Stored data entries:
● ● ● ●
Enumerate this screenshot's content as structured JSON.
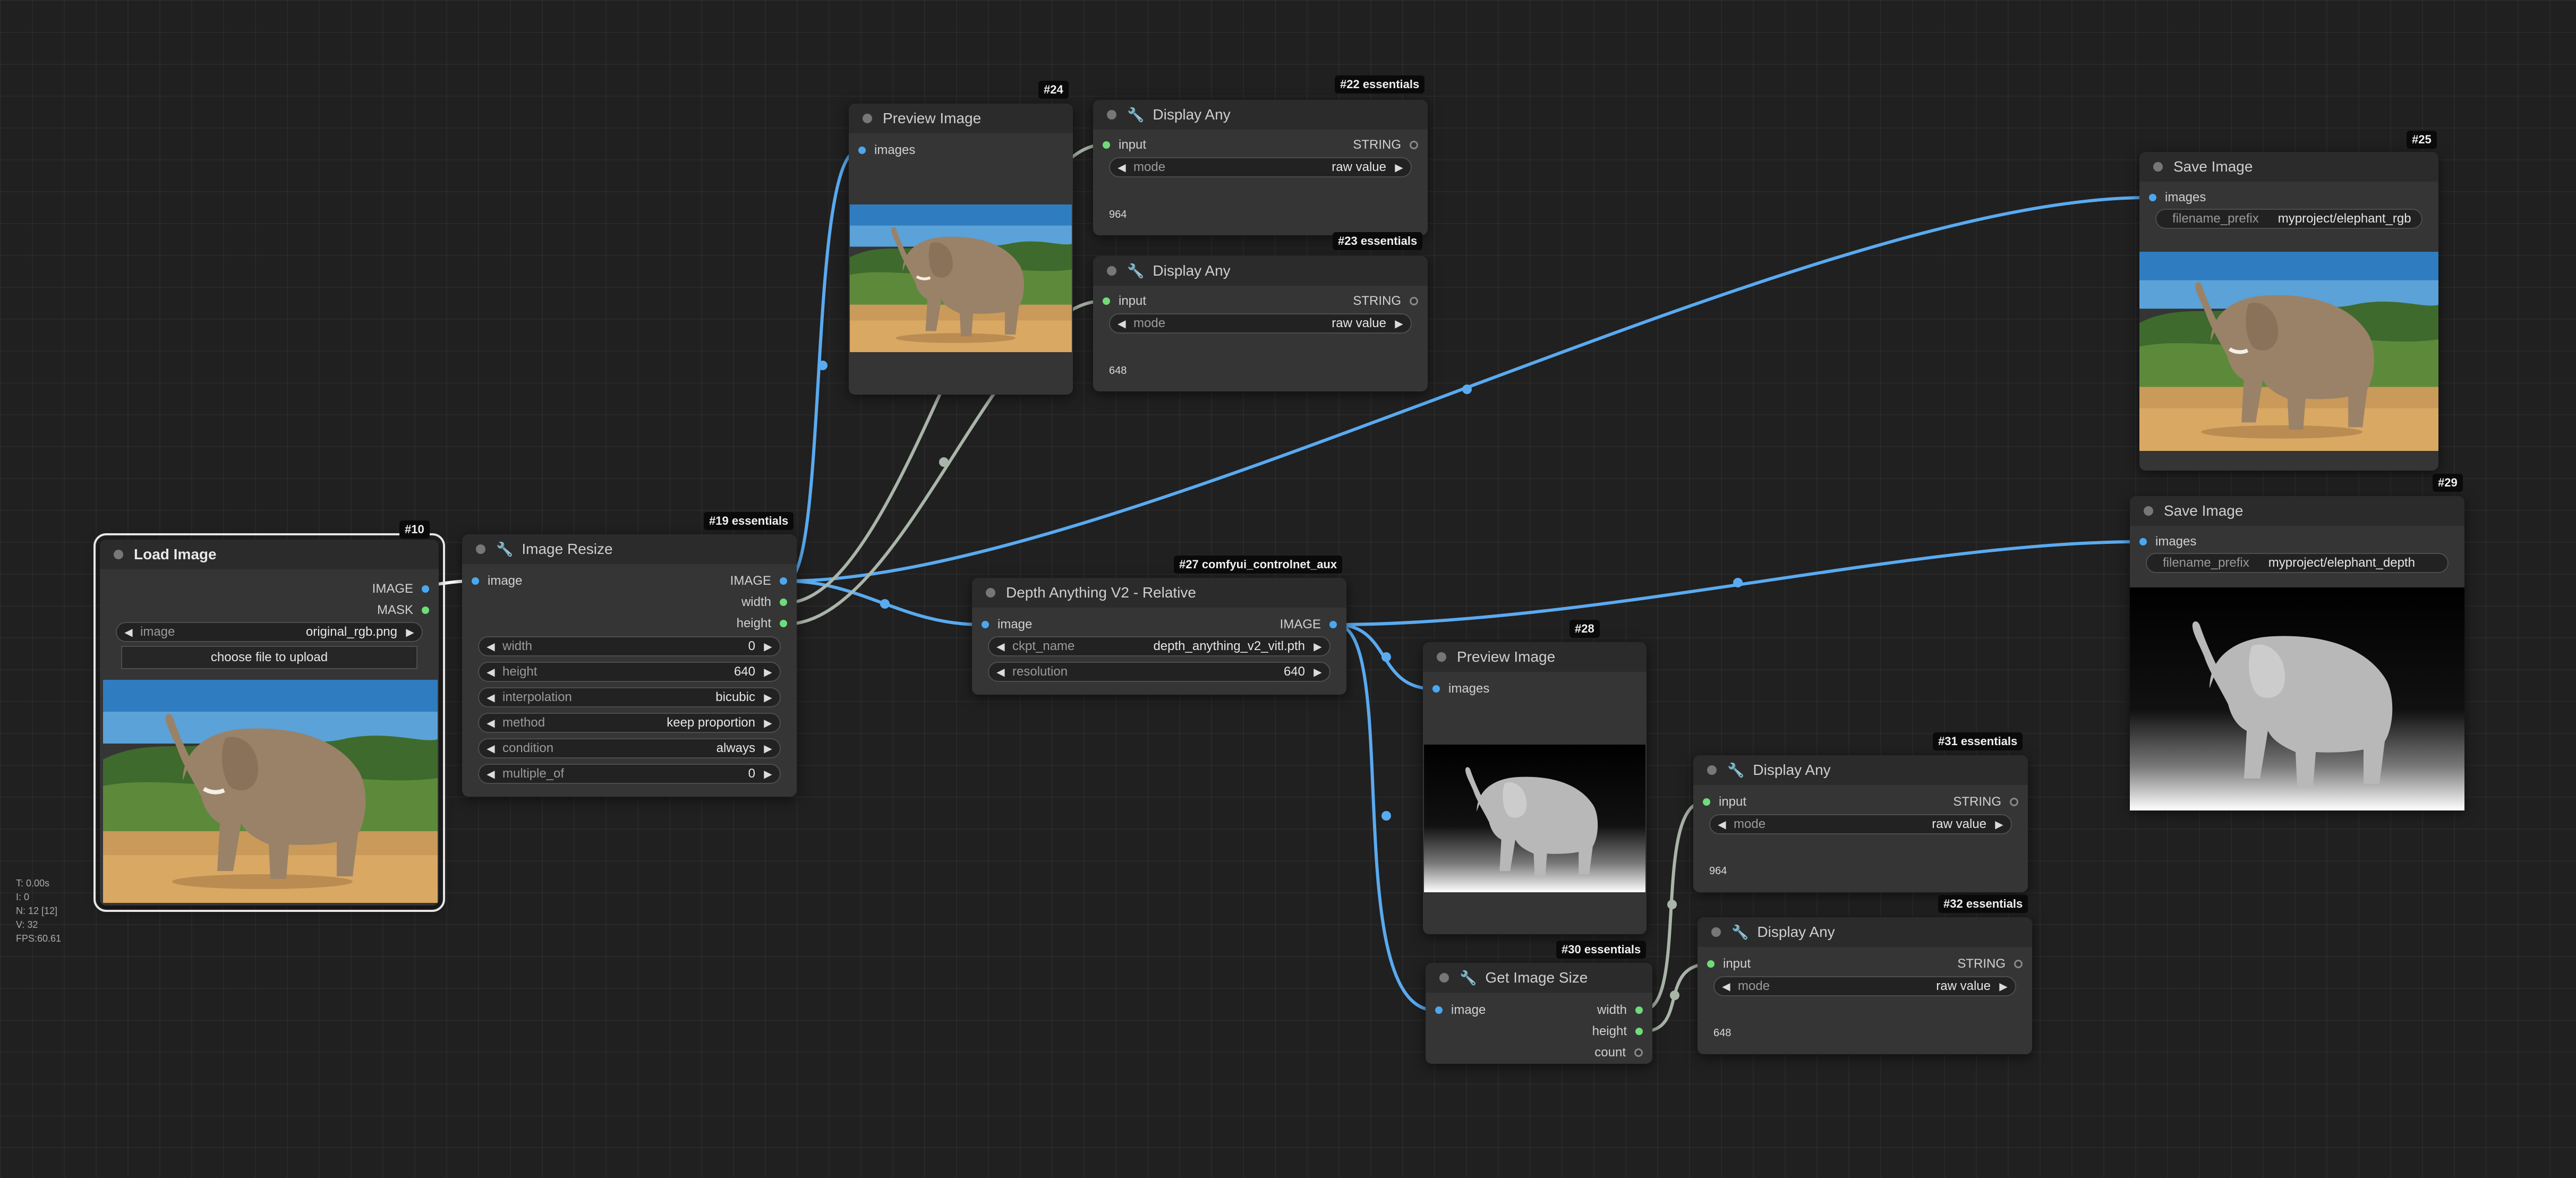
{
  "colors": {
    "canvas_bg": "#202020",
    "node_body": "#353535",
    "node_header": "#2b2b2b",
    "image_wire": "#5aaaf0",
    "int_wire": "#aab5aa",
    "image_socket": "#4aa8f0",
    "int_socket": "#6fdc7a"
  },
  "nodes": {
    "load_image": {
      "badge": "#10",
      "title": "Load Image",
      "outputs": [
        "IMAGE",
        "MASK"
      ],
      "image_widget": {
        "label": "image",
        "value": "original_rgb.png"
      },
      "upload_button": "choose file to upload"
    },
    "image_resize": {
      "badge": "#19 essentials",
      "title": "Image Resize",
      "input": "image",
      "outputs": [
        "IMAGE",
        "width",
        "height"
      ],
      "widgets": [
        {
          "label": "width",
          "value": "0"
        },
        {
          "label": "height",
          "value": "640"
        },
        {
          "label": "interpolation",
          "value": "bicubic"
        },
        {
          "label": "method",
          "value": "keep proportion"
        },
        {
          "label": "condition",
          "value": "always"
        },
        {
          "label": "multiple_of",
          "value": "0"
        }
      ]
    },
    "preview_24": {
      "badge": "#24",
      "title": "Preview Image",
      "input": "images"
    },
    "display_22": {
      "badge": "#22 essentials",
      "title": "Display Any",
      "input": "input",
      "output": "STRING",
      "mode_label": "mode",
      "mode_value": "raw value",
      "value": "964"
    },
    "display_23": {
      "badge": "#23 essentials",
      "title": "Display Any",
      "input": "input",
      "output": "STRING",
      "mode_label": "mode",
      "mode_value": "raw value",
      "value": "648"
    },
    "depth": {
      "badge": "#27 comfyui_controlnet_aux",
      "title": "Depth Anything V2 - Relative",
      "input": "image",
      "output": "IMAGE",
      "widgets": [
        {
          "label": "ckpt_name",
          "value": "depth_anything_v2_vitl.pth"
        },
        {
          "label": "resolution",
          "value": "640"
        }
      ]
    },
    "preview_28": {
      "badge": "#28",
      "title": "Preview Image",
      "input": "images"
    },
    "get_size": {
      "badge": "#30 essentials",
      "title": "Get Image Size",
      "input": "image",
      "outputs": [
        "width",
        "height",
        "count"
      ]
    },
    "display_31": {
      "badge": "#31 essentials",
      "title": "Display Any",
      "input": "input",
      "output": "STRING",
      "mode_label": "mode",
      "mode_value": "raw value",
      "value": "964"
    },
    "display_32": {
      "badge": "#32 essentials",
      "title": "Display Any",
      "input": "input",
      "output": "STRING",
      "mode_label": "mode",
      "mode_value": "raw value",
      "value": "648"
    },
    "save_25": {
      "badge": "#25",
      "title": "Save Image",
      "input": "images",
      "prefix_label": "filename_prefix",
      "prefix_value": "myproject/elephant_rgb"
    },
    "save_29": {
      "badge": "#29",
      "title": "Save Image",
      "input": "images",
      "prefix_label": "filename_prefix",
      "prefix_value": "myproject/elephant_depth"
    }
  },
  "stats": [
    "T: 0.00s",
    "I: 0",
    "N: 12 [12]",
    "V: 32",
    "FPS:60.61"
  ]
}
● ● ● ●
WHAT TO WORK ON => Omitting all images, print the listing exactly.

RESPONSE =>
Enumerate this screenshot's content as structured JSON.
{
  "colors": {
    "canvas_bg": "#202020",
    "node_body": "#353535",
    "node_header": "#2b2b2b",
    "image_wire": "#5aaaf0",
    "int_wire": "#aab5aa",
    "image_socket": "#4aa8f0",
    "int_socket": "#6fdc7a"
  },
  "nodes": {
    "load_image": {
      "badge": "#10",
      "title": "Load Image",
      "outputs": [
        "IMAGE",
        "MASK"
      ],
      "image_widget": {
        "label": "image",
        "value": "original_rgb.png"
      },
      "upload_button": "choose file to upload"
    },
    "image_resize": {
      "badge": "#19 essentials",
      "title": "Image Resize",
      "input": "image",
      "outputs": [
        "IMAGE",
        "width",
        "height"
      ],
      "widgets": [
        {
          "label": "width",
          "value": "0"
        },
        {
          "label": "height",
          "value": "640"
        },
        {
          "label": "interpolation",
          "value": "bicubic"
        },
        {
          "label": "method",
          "value": "keep proportion"
        },
        {
          "label": "condition",
          "value": "always"
        },
        {
          "label": "multiple_of",
          "value": "0"
        }
      ]
    },
    "preview_24": {
      "badge": "#24",
      "title": "Preview Image",
      "input": "images"
    },
    "display_22": {
      "badge": "#22 essentials",
      "title": "Display Any",
      "input": "input",
      "output": "STRING",
      "mode_label": "mode",
      "mode_value": "raw value",
      "value": "964"
    },
    "display_23": {
      "badge": "#23 essentials",
      "title": "Display Any",
      "input": "input",
      "output": "STRING",
      "mode_label": "mode",
      "mode_value": "raw value",
      "value": "648"
    },
    "depth": {
      "badge": "#27 comfyui_controlnet_aux",
      "title": "Depth Anything V2 - Relative",
      "input": "image",
      "output": "IMAGE",
      "widgets": [
        {
          "label": "ckpt_name",
          "value": "depth_anything_v2_vitl.pth"
        },
        {
          "label": "resolution",
          "value": "640"
        }
      ]
    },
    "preview_28": {
      "badge": "#28",
      "title": "Preview Image",
      "input": "images"
    },
    "get_size": {
      "badge": "#30 essentials",
      "title": "Get Image Size",
      "input": "image",
      "outputs": [
        "width",
        "height",
        "count"
      ]
    },
    "display_31": {
      "badge": "#31 essentials",
      "title": "Display Any",
      "input": "input",
      "output": "STRING",
      "mode_label": "mode",
      "mode_value": "raw value",
      "value": "964"
    },
    "display_32": {
      "badge": "#32 essentials",
      "title": "Display Any",
      "input": "input",
      "output": "STRING",
      "mode_label": "mode",
      "mode_value": "raw value",
      "value": "648"
    },
    "save_25": {
      "badge": "#25",
      "title": "Save Image",
      "input": "images",
      "prefix_label": "filename_prefix",
      "prefix_value": "myproject/elephant_rgb"
    },
    "save_29": {
      "badge": "#29",
      "title": "Save Image",
      "input": "images",
      "prefix_label": "filename_prefix",
      "prefix_value": "myproject/elephant_depth"
    }
  },
  "stats": [
    "T: 0.00s",
    "I: 0",
    "N: 12 [12]",
    "V: 32",
    "FPS:60.61"
  ]
}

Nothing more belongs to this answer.